Pull out every line in the data that has the string "notifies" in it.
__________
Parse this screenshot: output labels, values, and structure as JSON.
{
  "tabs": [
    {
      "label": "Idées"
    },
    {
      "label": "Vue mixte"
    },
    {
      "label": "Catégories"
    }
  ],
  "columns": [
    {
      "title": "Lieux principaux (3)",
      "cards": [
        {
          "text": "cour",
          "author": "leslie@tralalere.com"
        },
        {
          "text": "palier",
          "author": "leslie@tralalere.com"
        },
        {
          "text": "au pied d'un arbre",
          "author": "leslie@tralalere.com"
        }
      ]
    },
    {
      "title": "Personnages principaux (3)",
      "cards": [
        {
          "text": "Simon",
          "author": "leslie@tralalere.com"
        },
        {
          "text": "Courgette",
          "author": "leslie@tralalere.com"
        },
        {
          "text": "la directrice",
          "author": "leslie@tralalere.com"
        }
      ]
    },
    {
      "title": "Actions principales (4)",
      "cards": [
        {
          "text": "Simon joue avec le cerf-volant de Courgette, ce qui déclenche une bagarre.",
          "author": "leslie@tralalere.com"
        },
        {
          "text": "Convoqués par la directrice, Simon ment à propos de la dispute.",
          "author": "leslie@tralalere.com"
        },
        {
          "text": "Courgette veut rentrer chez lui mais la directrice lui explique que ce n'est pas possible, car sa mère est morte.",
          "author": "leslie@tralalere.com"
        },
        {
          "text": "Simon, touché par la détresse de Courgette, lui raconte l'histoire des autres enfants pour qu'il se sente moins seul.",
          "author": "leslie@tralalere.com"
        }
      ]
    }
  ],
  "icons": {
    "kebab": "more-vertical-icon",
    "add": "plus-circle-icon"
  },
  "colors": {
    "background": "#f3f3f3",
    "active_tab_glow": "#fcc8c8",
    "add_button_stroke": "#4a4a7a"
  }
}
__________
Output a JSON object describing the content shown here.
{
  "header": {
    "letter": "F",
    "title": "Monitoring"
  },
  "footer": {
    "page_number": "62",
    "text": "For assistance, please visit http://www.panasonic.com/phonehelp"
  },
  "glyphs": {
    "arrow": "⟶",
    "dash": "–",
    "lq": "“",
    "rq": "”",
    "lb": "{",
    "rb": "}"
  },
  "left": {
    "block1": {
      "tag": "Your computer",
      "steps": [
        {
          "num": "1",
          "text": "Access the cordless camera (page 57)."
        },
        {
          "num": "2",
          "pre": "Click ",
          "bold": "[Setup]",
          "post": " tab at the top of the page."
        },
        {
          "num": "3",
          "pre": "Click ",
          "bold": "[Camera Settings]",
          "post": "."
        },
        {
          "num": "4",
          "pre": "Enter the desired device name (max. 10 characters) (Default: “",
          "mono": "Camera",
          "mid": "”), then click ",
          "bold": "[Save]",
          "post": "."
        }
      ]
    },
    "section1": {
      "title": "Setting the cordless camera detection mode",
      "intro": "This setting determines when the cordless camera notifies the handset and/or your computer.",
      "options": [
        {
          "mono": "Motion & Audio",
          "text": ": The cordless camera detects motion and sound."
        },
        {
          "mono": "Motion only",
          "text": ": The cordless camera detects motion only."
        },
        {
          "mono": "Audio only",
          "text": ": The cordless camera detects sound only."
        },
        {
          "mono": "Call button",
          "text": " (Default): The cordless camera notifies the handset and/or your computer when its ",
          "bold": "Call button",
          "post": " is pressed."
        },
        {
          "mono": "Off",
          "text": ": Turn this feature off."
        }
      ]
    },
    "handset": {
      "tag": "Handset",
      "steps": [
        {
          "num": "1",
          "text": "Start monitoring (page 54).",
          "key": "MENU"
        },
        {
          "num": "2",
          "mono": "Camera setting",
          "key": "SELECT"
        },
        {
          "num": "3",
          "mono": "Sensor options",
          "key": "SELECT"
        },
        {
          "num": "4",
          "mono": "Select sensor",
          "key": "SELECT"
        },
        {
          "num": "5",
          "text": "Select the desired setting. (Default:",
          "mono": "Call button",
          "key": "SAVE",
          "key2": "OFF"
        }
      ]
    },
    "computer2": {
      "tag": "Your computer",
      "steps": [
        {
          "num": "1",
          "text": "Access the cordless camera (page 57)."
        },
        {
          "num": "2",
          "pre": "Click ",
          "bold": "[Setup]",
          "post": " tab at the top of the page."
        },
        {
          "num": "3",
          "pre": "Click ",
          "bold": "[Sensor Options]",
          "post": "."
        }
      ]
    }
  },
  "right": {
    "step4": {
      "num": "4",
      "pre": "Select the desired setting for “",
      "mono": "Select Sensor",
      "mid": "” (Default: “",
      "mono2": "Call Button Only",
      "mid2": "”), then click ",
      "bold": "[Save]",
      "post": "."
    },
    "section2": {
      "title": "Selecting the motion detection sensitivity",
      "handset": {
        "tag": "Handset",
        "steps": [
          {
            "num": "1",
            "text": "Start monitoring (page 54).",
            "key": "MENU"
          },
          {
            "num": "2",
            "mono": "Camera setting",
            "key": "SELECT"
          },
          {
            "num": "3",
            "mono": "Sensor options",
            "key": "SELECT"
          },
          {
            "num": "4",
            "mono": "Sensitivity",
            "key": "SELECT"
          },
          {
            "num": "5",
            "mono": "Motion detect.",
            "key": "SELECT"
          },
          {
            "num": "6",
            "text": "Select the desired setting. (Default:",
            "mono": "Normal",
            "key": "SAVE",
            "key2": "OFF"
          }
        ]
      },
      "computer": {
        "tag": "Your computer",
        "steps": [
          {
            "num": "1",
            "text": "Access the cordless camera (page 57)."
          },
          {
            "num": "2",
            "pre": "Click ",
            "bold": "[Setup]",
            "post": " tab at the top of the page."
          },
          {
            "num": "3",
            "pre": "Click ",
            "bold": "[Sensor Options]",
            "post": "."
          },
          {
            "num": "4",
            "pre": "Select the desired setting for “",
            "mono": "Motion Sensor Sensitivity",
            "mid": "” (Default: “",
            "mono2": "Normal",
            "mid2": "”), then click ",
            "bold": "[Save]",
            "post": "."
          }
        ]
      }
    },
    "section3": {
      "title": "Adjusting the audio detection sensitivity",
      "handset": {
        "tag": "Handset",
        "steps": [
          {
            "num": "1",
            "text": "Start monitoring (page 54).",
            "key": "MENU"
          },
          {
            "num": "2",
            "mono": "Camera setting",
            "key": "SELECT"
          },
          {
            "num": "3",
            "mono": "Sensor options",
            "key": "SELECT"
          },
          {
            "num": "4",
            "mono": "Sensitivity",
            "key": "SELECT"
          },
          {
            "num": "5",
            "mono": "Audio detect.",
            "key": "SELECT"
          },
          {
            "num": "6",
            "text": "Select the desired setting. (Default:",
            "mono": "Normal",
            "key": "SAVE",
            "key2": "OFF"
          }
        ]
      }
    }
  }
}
__________
-- REPLY --
      "intro": "This setting determines when the cordless camera notifies the handset and/or your computer.",
          "text": " (Default): The cordless camera notifies the handset and/or your computer when its ",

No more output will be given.